## EXERCISE AIM:
Go through the listing and write out all of it exactly.

## DATA:
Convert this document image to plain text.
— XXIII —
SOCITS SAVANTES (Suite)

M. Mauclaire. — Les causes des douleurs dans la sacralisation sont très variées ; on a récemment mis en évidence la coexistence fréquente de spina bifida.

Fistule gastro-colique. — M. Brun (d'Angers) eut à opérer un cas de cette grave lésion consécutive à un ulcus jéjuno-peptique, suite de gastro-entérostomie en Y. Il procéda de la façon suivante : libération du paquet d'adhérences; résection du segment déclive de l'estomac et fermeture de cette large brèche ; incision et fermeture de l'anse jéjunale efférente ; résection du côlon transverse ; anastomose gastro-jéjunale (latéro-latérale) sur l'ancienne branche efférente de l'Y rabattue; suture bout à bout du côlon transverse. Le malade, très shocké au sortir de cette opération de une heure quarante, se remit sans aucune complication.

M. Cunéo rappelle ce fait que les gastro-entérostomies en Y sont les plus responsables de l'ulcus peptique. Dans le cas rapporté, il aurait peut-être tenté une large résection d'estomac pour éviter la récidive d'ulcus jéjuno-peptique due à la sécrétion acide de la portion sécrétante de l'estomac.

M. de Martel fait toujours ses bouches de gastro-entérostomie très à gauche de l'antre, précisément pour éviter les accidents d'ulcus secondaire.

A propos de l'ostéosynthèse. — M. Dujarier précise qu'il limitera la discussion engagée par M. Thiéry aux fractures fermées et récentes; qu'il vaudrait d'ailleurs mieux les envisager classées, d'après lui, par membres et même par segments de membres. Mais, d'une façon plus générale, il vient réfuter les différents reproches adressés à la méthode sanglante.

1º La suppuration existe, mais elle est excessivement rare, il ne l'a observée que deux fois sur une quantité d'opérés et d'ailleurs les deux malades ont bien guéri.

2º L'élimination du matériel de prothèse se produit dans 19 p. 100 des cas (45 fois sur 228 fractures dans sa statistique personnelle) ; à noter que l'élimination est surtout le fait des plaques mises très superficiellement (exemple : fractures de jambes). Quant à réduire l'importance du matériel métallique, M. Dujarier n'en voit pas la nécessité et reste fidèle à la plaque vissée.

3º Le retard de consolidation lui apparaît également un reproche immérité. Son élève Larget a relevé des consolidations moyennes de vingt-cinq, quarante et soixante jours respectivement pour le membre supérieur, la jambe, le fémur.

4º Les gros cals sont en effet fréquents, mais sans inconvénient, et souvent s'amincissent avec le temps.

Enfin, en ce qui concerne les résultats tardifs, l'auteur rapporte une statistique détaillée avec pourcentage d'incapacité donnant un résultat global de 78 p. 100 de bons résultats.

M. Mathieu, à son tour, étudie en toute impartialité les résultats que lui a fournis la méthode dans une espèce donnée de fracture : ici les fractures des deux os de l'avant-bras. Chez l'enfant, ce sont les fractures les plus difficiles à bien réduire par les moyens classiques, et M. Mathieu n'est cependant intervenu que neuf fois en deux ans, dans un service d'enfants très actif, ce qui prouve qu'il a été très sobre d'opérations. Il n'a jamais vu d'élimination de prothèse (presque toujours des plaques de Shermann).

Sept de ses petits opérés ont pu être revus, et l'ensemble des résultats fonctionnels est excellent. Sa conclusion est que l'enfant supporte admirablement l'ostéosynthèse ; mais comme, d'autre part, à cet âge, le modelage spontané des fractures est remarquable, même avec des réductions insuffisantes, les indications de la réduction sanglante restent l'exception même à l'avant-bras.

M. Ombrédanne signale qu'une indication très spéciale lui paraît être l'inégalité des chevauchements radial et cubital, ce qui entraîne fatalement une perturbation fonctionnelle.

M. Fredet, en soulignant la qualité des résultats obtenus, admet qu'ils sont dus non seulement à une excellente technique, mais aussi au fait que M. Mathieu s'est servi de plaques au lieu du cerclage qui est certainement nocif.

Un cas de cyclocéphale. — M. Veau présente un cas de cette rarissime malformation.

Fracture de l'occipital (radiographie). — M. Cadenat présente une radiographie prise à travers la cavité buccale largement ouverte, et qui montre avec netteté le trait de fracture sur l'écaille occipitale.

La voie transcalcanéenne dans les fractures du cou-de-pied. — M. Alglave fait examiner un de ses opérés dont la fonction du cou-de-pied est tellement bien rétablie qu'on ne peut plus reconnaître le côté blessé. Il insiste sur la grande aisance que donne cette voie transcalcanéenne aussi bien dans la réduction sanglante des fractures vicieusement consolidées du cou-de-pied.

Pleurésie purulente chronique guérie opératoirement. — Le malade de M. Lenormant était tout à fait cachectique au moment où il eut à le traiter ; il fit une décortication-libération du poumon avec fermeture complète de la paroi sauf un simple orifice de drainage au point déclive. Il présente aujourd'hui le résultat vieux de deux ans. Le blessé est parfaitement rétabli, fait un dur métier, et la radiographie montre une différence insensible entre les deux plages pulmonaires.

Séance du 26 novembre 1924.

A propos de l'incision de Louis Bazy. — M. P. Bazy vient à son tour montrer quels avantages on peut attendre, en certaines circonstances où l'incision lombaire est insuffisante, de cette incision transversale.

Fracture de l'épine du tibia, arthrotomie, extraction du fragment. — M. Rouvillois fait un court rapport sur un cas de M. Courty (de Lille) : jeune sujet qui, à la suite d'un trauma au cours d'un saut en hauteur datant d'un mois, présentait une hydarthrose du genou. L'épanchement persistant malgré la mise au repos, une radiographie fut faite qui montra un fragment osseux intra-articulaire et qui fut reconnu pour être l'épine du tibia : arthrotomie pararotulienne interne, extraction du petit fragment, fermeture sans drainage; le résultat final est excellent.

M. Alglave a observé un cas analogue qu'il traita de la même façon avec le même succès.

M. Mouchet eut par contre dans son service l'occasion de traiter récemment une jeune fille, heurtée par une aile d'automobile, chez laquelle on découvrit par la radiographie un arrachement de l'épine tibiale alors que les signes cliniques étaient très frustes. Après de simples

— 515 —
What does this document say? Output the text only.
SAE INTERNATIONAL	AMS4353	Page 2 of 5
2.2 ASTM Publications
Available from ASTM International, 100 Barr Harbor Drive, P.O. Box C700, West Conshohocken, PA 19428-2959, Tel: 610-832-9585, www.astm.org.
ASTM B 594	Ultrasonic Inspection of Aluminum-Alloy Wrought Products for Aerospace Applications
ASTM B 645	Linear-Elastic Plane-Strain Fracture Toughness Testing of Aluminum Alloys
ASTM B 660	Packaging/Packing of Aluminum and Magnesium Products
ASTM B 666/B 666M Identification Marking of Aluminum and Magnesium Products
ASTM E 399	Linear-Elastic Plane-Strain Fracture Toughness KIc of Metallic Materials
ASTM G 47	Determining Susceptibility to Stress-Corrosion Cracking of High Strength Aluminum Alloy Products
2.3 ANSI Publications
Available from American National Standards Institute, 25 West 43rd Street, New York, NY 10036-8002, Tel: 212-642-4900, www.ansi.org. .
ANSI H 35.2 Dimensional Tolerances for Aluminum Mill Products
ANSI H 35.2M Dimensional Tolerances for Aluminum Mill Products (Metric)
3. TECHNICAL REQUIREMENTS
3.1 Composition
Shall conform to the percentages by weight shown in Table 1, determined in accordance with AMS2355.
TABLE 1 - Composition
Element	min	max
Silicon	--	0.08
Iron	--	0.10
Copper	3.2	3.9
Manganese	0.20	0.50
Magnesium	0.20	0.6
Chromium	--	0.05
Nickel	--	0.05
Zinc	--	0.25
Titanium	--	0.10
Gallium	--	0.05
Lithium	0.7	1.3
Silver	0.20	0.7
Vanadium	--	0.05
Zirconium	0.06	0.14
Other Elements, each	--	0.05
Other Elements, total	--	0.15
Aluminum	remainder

## ANSWER TO THIS TASK:
Convert this document image to plain text.
— XXIII —
SOCITS SAVANTES (Suite)

M. Mauclaire. — Les causes des douleurs dans la sacralisation sont très variées ; on a récemment mis en évidence la coexistence fréquente de spina bifida.

Fistule gastro-colique. — M. Brun (d'Angers) eut à opérer un cas de cette grave lésion consécutive à un ulcus jéjuno-peptique, suite de gastro-entérostomie en Y. Il procéda de la façon suivante : libération du paquet d'adhérences; résection du segment déclive de l'estomac et fermeture de cette large brèche ; incision et fermeture de l'anse jéjunale efférente ; résection du côlon transverse ; anastomose gastro-jéjunale (latéro-latérale) sur l'ancienne branche efférente de l'Y rabattue; suture bout à bout du côlon transverse. Le malade, très shocké au sortir de cette opération de une heure quarante, se remit sans aucune complication.

M. Cunéo rappelle ce fait que les gastro-entérostomies en Y sont les plus responsables de l'ulcus peptique. Dans le cas rapporté, il aurait peut-être tenté une large résection d'estomac pour éviter la récidive d'ulcus jéjuno-peptique due à la sécrétion acide de la portion sécrétante de l'estomac.

M. de Martel fait toujours ses bouches de gastro-entérostomie très à gauche de l'antre, précisément pour éviter les accidents d'ulcus secondaire.

A propos de l'ostéosynthèse. — M. Dujarier précise qu'il limitera la discussion engagée par M. Thiéry aux fractures fermées et récentes; qu'il vaudrait d'ailleurs mieux les envisager classées, d'après lui, par membres et même par segments de membres. Mais, d'une façon plus générale, il vient réfuter les différents reproches adressés à la méthode sanglante.

1º La suppuration existe, mais elle est excessivement rare, il ne l'a observée que deux fois sur une quantité d'opérés et d'ailleurs les deux malades ont bien guéri.

2º L'élimination du matériel de prothèse se produit dans 19 p. 100 des cas (45 fois sur 228 fractures dans sa statistique personnelle) ; à noter que l'élimination est surtout le fait des plaques mises très superficiellement (exemple : fractures de jambes). Quant à réduire l'importance du matériel métallique, M. Dujarier n'en voit pas la nécessité et reste fidèle à la plaque vissée.

3º Le retard de consolidation lui apparaît également un reproche immérité. Son élève Larget a relevé des consolidations moyennes de vingt-cinq, quarante et soixante jours respectivement pour le membre supérieur, la jambe, le fémur.

4º Les gros cals sont en effet fréquents, mais sans inconvénient, et souvent s'amincissent avec le temps.

Enfin, en ce qui concerne les résultats tardifs, l'auteur rapporte une statistique détaillée avec pourcentage d'incapacité donnant un résultat global de 78 p. 100 de bons résultats.

M. Mathieu, à son tour, étudie en toute impartialité les résultats que lui a fournis la méthode dans une espèce donnée de fracture : ici les fractures des deux os de l'avant-bras. Chez l'enfant, ce sont les fractures les plus difficiles à bien réduire par les moyens classiques, et M. Mathieu n'est cependant intervenu que neuf fois en deux ans, dans un service d'enfants très actif, ce qui prouve qu'il a été très sobre d'opérations. Il n'a jamais vu d'élimination de prothèse (presque toujours des plaques de Shermann).

Sept de ses petits opérés ont pu être revus, et l'ensemble des résultats fonctionnels est excellent. Sa conclusion est que l'enfant supporte admirablement l'ostéosynthèse ; mais comme, d'autre part, à cet âge, le modelage spontané des fractures est remarquable, même avec des réductions insuffisantes, les indications de la réduction sanglante restent l'exception même à l'avant-bras.

M. Ombrédanne signale qu'une indication très spéciale lui paraît être l'inégalité des chevauchements radial et cubital, ce qui entraîne fatalement une perturbation fonctionnelle.

M. Fredet, en soulignant la qualité des résultats obtenus, admet qu'ils sont dus non seulement à une excellente technique, mais aussi au fait que M. Mathieu s'est servi de plaques au lieu du cerclage qui est certainement nocif.

Un cas de cyclocéphale. — M. Veau présente un cas de cette rarissime malformation.

Fracture de l'occipital (radiographie). — M. Cadenat présente une radiographie prise à travers la cavité buccale largement ouverte, et qui montre avec netteté le trait de fracture sur l'écaille occipitale.

La voie transcalcanéenne dans les fractures du cou-de-pied. — M. Alglave fait examiner un de ses opérés dont la fonction du cou-de-pied est tellement bien rétablie qu'on ne peut plus reconnaître le côté blessé. Il insiste sur la grande aisance que donne cette voie transcalcanéenne aussi bien dans la réduction sanglante des fractures vicieusement consolidées du cou-de-pied.

Pleurésie purulente chronique guérie opératoirement. — Le malade de M. Lenormant était tout à fait cachectique au moment où il eut à le traiter ; il fit une décortication-libération du poumon avec fermeture complète de la paroi sauf un simple orifice de drainage au point déclive. Il présente aujourd'hui le résultat vieux de deux ans. Le blessé est parfaitement rétabli, fait un dur métier, et la radiographie montre une différence insensible entre les deux plages pulmonaires.

Séance du 26 novembre 1924.

A propos de l'incision de Louis Bazy. — M. P. Bazy vient à son tour montrer quels avantages on peut attendre, en certaines circonstances où l'incision lombaire est insuffisante, de cette incision transversale.

Fracture de l'épine du tibia, arthrotomie, extraction du fragment. — M. Rouvillois fait un court rapport sur un cas de M. Courty (de Lille) : jeune sujet qui, à la suite d'un trauma au cours d'un saut en hauteur datant d'un mois, présentait une hydarthrose du genou. L'épanchement persistant malgré la mise au repos, une radiographie fut faite qui montra un fragment osseux intra-articulaire et qui fut reconnu pour être l'épine du tibia : arthrotomie pararotulienne interne, extraction du petit fragment, fermeture sans drainage; le résultat final est excellent.

M. Alglave a observé un cas analogue qu'il traita de la même façon avec le même succès.

M. Mouchet eut par contre dans son service l'occasion de traiter récemment une jeune fille, heurtée par une aile d'automobile, chez laquelle on découvrit par la radiographie un arrachement de l'épine tibiale alors que les signes cliniques étaient très frustes. Après de simples

— 515 —
What does this document say? Output the text only.
SAE INTERNATIONAL	AMS4353	Page 2 of 5
2.2 ASTM Publications
Available from ASTM International, 100 Barr Harbor Drive, P.O. Box C700, West Conshohocken, PA 19428-2959, Tel: 610-832-9585, www.astm.org.
ASTM B 594	Ultrasonic Inspection of Aluminum-Alloy Wrought Products for Aerospace Applications
ASTM B 645	Linear-Elastic Plane-Strain Fracture Toughness Testing of Aluminum Alloys
ASTM B 660	Packaging/Packing of Aluminum and Magnesium Products
ASTM B 666/B 666M Identification Marking of Aluminum and Magnesium Products
ASTM E 399	Linear-Elastic Plane-Strain Fracture Toughness KIc of Metallic Materials
ASTM G 47	Determining Susceptibility to Stress-Corrosion Cracking of High Strength Aluminum Alloy Products
2.3 ANSI Publications
Available from American National Standards Institute, 25 West 43rd Street, New York, NY 10036-8002, Tel: 212-642-4900, www.ansi.org. .
ANSI H 35.2 Dimensional Tolerances for Aluminum Mill Products
ANSI H 35.2M Dimensional Tolerances for Aluminum Mill Products (Metric)
3. TECHNICAL REQUIREMENTS
3.1 Composition
Shall conform to the percentages by weight shown in Table 1, determined in accordance with AMS2355.
TABLE 1 - Composition
Element	min	max
Silicon	--	0.08
Iron	--	0.10
Copper	3.2	3.9
Manganese	0.20	0.50
Magnesium	0.20	0.6
Chromium	--	0.05
Nickel	--	0.05
Zinc	--	0.25
Titanium	--	0.10
Gallium	--	0.05
Lithium	0.7	1.3
Silver	0.20	0.7
Vanadium	--	0.05
Zirconium	0.06	0.14
Other Elements, each	--	0.05
Other Elements, total	--	0.15
Aluminum	remainder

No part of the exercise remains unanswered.